Extracted records

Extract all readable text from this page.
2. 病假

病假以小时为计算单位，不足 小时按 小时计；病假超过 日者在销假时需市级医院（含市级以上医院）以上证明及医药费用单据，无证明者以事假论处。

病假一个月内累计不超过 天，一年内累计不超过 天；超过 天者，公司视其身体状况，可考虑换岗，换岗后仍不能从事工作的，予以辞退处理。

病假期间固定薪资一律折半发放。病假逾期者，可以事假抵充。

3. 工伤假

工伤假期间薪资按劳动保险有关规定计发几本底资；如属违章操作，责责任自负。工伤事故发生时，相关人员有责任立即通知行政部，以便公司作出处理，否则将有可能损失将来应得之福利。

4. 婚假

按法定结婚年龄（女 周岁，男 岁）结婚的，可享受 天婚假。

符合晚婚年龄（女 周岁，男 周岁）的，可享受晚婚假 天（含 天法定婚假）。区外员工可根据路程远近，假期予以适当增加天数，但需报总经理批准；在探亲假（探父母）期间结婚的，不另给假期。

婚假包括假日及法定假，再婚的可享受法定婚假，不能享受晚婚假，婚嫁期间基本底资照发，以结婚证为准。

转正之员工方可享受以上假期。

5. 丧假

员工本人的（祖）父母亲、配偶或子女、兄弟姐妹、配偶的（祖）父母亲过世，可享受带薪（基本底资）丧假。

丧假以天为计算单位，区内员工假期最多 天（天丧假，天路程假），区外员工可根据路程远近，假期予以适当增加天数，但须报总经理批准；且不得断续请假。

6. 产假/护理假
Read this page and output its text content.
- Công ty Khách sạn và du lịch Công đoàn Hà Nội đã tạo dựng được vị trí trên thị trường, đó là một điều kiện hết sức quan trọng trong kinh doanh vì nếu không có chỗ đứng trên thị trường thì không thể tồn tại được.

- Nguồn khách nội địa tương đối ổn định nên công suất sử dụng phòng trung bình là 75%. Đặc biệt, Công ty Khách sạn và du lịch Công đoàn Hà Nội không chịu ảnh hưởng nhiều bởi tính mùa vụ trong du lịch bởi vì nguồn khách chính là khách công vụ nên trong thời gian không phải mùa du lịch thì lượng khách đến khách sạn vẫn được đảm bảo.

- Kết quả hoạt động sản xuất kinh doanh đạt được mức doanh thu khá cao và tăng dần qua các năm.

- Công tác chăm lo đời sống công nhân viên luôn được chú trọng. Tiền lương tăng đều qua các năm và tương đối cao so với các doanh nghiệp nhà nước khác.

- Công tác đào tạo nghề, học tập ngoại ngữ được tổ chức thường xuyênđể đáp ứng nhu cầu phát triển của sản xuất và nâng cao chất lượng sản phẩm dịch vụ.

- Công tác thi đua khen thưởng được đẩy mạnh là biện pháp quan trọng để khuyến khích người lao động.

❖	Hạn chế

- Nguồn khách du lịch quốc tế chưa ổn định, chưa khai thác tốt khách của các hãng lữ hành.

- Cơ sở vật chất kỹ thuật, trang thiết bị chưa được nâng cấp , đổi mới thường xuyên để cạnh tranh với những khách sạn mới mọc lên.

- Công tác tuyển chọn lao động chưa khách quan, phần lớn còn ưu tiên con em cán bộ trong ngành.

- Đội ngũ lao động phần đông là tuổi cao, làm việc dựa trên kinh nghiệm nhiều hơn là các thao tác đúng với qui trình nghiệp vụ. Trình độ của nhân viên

WHAT IS REQUIRED = Exactly as written, please output every entry.

TASK RESULT =
Extract all readable text from this page.
2. 病假

病假以小时为计算单位，不足 小时按 小时计；病假超过 日者在销假时需市级医院（含市级以上医院）以上证明及医药费用单据，无证明者以事假论处。

病假一个月内累计不超过 天，一年内累计不超过 天；超过 天者，公司视其身体状况，可考虑换岗，换岗后仍不能从事工作的，予以辞退处理。

病假期间固定薪资一律折半发放。病假逾期者，可以事假抵充。

3. 工伤假

工伤假期间薪资按劳动保险有关规定计发几本底资；如属违章操作，责责任自负。工伤事故发生时，相关人员有责任立即通知行政部，以便公司作出处理，否则将有可能损失将来应得之福利。

4. 婚假

按法定结婚年龄（女 周岁，男 岁）结婚的，可享受 天婚假。

符合晚婚年龄（女 周岁，男 周岁）的，可享受晚婚假 天（含 天法定婚假）。区外员工可根据路程远近，假期予以适当增加天数，但需报总经理批准；在探亲假（探父母）期间结婚的，不另给假期。

婚假包括假日及法定假，再婚的可享受法定婚假，不能享受晚婚假，婚嫁期间基本底资照发，以结婚证为准。

转正之员工方可享受以上假期。

5. 丧假

员工本人的（祖）父母亲、配偶或子女、兄弟姐妹、配偶的（祖）父母亲过世，可享受带薪（基本底资）丧假。

丧假以天为计算单位，区内员工假期最多 天（天丧假，天路程假），区外员工可根据路程远近，假期予以适当增加天数，但须报总经理批准；且不得断续请假。

6. 产假/护理假
Read this page and output its text content.
- Công ty Khách sạn và du lịch Công đoàn Hà Nội đã tạo dựng được vị trí trên thị trường, đó là một điều kiện hết sức quan trọng trong kinh doanh vì nếu không có chỗ đứng trên thị trường thì không thể tồn tại được.

- Nguồn khách nội địa tương đối ổn định nên công suất sử dụng phòng trung bình là 75%. Đặc biệt, Công ty Khách sạn và du lịch Công đoàn Hà Nội không chịu ảnh hưởng nhiều bởi tính mùa vụ trong du lịch bởi vì nguồn khách chính là khách công vụ nên trong thời gian không phải mùa du lịch thì lượng khách đến khách sạn vẫn được đảm bảo.

- Kết quả hoạt động sản xuất kinh doanh đạt được mức doanh thu khá cao và tăng dần qua các năm.

- Công tác chăm lo đời sống công nhân viên luôn được chú trọng. Tiền lương tăng đều qua các năm và tương đối cao so với các doanh nghiệp nhà nước khác.

- Công tác đào tạo nghề, học tập ngoại ngữ được tổ chức thường xuyênđể đáp ứng nhu cầu phát triển của sản xuất và nâng cao chất lượng sản phẩm dịch vụ.

- Công tác thi đua khen thưởng được đẩy mạnh là biện pháp quan trọng để khuyến khích người lao động.

❖	Hạn chế

- Nguồn khách du lịch quốc tế chưa ổn định, chưa khai thác tốt khách của các hãng lữ hành.

- Cơ sở vật chất kỹ thuật, trang thiết bị chưa được nâng cấp , đổi mới thường xuyên để cạnh tranh với những khách sạn mới mọc lên.

- Công tác tuyển chọn lao động chưa khách quan, phần lớn còn ưu tiên con em cán bộ trong ngành.

- Đội ngũ lao động phần đông là tuổi cao, làm việc dựa trên kinh nghiệm nhiều hơn là các thao tác đúng với qui trình nghiệp vụ. Trình độ của nhân viên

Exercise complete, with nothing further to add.